**Records to process**
=-=-=

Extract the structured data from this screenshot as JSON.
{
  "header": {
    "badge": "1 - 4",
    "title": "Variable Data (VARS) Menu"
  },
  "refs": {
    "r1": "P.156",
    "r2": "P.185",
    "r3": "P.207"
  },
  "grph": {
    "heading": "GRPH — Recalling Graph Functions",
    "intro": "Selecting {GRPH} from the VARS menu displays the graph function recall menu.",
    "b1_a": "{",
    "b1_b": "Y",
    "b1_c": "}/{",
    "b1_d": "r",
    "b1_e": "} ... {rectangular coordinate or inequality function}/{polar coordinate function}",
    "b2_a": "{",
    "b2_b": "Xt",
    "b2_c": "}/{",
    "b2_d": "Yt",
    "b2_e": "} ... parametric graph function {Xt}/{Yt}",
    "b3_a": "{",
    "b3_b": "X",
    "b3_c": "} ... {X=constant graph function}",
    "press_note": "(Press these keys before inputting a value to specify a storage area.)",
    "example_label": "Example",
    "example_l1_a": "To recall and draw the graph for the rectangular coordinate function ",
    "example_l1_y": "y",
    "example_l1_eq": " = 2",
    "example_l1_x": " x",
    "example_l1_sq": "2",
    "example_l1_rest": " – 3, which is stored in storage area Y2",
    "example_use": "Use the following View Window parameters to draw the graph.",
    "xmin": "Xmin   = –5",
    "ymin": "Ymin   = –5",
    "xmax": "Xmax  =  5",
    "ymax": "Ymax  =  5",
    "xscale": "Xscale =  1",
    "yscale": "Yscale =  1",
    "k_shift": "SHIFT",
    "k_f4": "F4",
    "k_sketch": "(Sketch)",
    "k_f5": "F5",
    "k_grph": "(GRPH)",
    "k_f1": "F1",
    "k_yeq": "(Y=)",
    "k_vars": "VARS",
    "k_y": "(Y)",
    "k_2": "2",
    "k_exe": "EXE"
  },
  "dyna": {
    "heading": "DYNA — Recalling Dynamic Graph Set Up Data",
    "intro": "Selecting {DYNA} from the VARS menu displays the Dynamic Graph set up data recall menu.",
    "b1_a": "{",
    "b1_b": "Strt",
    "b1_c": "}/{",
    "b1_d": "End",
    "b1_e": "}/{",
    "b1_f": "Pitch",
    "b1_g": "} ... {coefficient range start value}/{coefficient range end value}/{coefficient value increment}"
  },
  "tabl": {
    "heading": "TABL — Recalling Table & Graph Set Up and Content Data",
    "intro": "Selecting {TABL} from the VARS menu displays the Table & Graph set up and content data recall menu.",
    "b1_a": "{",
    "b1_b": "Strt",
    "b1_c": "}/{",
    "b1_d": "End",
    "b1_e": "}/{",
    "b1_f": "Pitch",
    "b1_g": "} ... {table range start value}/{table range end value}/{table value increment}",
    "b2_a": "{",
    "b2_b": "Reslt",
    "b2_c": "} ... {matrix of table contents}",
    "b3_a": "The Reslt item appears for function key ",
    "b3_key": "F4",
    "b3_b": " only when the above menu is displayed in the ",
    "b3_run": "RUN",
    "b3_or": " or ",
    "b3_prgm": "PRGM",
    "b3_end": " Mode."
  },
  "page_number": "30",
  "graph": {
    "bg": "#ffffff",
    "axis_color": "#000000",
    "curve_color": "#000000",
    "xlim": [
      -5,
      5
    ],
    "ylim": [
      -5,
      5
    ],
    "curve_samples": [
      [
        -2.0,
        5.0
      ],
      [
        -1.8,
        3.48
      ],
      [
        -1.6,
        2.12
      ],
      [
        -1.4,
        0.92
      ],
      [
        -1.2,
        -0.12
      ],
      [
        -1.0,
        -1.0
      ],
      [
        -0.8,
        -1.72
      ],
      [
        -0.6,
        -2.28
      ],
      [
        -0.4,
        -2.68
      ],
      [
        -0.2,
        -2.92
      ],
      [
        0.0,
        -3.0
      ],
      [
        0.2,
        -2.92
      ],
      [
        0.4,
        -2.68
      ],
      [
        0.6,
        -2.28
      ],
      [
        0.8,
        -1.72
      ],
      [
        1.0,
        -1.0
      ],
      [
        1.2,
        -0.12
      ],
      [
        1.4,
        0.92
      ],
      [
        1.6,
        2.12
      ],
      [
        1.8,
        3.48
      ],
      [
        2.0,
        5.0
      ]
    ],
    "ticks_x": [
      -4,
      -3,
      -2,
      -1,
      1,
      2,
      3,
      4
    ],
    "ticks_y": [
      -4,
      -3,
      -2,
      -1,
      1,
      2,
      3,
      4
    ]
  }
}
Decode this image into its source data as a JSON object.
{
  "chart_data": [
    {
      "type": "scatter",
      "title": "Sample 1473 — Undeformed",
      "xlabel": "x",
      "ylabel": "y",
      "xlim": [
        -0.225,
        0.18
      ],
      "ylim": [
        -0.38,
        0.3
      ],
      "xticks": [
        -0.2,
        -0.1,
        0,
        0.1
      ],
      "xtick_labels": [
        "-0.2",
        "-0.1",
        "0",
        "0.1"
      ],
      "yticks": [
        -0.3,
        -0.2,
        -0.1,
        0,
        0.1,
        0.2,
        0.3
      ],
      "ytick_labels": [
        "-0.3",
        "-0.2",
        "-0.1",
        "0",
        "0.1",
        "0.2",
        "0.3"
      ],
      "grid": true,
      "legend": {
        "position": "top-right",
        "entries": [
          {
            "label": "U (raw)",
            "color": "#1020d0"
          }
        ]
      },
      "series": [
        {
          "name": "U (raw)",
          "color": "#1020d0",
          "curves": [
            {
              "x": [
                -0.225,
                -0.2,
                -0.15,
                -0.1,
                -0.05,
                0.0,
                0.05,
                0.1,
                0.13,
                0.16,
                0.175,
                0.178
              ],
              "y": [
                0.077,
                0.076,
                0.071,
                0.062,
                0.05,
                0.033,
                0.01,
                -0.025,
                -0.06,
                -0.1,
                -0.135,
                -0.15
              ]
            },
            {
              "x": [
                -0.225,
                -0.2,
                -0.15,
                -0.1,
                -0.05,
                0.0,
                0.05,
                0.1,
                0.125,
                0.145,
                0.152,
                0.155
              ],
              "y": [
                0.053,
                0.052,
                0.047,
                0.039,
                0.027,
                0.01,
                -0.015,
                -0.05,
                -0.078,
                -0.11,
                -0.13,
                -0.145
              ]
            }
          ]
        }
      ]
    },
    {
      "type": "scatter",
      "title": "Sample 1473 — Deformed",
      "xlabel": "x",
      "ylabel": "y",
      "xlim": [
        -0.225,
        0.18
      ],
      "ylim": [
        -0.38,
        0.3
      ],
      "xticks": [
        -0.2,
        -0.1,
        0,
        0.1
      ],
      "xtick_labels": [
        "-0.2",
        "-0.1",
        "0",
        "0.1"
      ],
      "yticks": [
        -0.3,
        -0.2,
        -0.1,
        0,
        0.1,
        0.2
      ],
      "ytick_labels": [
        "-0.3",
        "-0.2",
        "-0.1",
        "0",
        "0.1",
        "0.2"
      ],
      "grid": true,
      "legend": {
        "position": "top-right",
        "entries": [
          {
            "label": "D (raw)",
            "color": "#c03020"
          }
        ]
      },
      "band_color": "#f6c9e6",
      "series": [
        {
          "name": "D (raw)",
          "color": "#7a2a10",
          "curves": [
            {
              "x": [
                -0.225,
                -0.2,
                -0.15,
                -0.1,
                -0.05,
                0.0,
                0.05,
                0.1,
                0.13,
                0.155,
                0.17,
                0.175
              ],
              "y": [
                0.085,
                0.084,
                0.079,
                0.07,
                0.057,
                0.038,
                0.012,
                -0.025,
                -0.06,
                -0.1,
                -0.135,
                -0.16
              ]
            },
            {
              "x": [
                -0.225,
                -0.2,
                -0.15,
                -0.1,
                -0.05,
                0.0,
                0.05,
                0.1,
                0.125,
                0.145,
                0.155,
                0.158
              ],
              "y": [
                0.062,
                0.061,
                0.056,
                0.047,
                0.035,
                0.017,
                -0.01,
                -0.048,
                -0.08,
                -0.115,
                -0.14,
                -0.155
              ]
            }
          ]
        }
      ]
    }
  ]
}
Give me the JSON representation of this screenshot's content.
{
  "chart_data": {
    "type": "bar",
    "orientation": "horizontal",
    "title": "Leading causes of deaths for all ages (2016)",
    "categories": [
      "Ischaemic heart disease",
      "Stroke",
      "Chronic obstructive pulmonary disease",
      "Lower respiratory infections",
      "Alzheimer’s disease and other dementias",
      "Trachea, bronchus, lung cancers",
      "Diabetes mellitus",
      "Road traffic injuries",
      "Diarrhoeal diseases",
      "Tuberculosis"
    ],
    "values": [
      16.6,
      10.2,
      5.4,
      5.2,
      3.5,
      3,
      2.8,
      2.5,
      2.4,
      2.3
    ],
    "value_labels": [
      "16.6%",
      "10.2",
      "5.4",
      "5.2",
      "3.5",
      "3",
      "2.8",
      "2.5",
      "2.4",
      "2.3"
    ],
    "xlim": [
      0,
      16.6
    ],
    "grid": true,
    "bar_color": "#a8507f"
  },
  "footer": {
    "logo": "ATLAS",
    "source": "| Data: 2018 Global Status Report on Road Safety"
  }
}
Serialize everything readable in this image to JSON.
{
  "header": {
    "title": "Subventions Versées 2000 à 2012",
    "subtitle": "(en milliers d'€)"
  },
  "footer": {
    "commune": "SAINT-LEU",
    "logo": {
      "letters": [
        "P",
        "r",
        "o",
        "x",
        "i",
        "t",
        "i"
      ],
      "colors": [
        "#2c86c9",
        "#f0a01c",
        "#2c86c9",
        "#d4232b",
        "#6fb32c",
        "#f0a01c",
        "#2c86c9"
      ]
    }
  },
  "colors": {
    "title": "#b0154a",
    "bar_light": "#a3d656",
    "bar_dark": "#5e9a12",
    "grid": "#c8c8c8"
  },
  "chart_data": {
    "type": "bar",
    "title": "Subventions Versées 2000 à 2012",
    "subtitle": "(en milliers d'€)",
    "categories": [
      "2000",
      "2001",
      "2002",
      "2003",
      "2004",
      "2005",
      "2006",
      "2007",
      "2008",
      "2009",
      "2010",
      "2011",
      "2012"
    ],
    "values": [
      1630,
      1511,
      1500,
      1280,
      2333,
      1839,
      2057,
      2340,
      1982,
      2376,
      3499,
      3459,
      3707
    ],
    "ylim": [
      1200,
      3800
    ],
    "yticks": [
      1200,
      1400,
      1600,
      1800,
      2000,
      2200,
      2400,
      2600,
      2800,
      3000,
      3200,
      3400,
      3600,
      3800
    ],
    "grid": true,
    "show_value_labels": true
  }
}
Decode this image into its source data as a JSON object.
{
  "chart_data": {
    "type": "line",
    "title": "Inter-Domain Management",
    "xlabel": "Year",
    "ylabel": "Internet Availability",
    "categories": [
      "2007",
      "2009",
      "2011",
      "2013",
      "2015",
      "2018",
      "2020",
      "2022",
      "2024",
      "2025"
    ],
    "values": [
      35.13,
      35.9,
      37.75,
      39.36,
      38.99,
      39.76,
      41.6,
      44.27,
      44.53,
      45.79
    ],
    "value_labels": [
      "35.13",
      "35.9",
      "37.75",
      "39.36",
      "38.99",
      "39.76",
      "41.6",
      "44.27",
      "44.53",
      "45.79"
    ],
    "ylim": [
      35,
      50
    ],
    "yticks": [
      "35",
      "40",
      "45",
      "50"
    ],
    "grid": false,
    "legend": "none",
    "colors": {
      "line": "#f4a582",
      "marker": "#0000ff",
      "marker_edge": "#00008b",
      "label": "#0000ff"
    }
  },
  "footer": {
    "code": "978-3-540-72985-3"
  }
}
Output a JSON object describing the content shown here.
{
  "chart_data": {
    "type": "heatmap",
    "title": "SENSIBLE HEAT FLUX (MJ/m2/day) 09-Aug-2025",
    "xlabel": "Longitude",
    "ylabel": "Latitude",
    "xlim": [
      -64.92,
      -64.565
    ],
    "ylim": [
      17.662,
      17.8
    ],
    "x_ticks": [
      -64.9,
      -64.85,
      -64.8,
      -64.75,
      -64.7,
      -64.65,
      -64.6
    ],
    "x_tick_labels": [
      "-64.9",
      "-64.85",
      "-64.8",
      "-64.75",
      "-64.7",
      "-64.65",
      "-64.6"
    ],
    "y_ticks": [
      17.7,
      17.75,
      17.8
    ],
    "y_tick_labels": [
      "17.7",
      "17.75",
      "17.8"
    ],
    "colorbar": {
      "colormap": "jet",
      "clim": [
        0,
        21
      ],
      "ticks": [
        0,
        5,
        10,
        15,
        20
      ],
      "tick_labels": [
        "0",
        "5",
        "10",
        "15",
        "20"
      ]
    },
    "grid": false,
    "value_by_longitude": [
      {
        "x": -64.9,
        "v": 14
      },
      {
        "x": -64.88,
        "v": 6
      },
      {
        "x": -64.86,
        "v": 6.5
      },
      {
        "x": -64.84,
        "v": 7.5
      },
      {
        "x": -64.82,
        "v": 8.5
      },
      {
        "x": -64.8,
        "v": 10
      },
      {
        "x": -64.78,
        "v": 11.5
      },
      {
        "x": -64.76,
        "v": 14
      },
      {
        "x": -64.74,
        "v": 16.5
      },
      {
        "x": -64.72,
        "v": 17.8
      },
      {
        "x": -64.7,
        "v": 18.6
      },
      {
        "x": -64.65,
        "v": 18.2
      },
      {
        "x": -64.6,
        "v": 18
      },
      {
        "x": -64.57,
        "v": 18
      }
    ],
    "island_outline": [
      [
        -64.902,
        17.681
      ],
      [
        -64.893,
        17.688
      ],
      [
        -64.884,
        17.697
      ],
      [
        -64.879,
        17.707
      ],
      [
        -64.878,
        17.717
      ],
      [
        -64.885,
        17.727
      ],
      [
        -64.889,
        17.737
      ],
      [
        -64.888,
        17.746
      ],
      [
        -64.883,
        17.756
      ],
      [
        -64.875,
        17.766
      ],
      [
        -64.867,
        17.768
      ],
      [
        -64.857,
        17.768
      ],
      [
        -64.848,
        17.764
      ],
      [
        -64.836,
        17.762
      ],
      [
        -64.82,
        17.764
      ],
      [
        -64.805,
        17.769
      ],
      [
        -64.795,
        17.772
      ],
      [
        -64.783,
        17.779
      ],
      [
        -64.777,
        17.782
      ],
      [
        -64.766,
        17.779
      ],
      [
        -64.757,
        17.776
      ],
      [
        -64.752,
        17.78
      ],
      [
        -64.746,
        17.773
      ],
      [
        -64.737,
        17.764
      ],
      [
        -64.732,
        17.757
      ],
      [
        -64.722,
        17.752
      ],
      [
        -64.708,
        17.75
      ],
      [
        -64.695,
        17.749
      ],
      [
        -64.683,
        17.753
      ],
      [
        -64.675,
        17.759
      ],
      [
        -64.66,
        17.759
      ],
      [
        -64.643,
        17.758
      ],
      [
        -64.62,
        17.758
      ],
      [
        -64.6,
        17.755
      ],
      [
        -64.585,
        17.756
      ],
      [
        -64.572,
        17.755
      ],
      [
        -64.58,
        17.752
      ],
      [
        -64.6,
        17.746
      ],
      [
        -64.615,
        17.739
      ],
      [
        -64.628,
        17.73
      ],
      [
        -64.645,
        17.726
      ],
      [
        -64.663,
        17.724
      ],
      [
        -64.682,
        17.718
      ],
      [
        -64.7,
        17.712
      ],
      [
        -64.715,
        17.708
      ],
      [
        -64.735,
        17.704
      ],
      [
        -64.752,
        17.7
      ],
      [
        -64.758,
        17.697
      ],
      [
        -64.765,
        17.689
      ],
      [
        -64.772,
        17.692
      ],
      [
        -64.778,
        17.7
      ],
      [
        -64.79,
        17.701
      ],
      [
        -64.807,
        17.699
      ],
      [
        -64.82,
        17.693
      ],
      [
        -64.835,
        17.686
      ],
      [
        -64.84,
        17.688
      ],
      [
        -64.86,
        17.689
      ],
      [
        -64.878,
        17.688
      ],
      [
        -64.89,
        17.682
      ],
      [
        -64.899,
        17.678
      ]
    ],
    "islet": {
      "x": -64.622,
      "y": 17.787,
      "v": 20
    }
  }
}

=-=-=

**What to do**
Show every line that contains the word "screenshot".

**Output below**
Extract the structured data from this screenshot as JSON.
Give me the JSON representation of this screenshot's content.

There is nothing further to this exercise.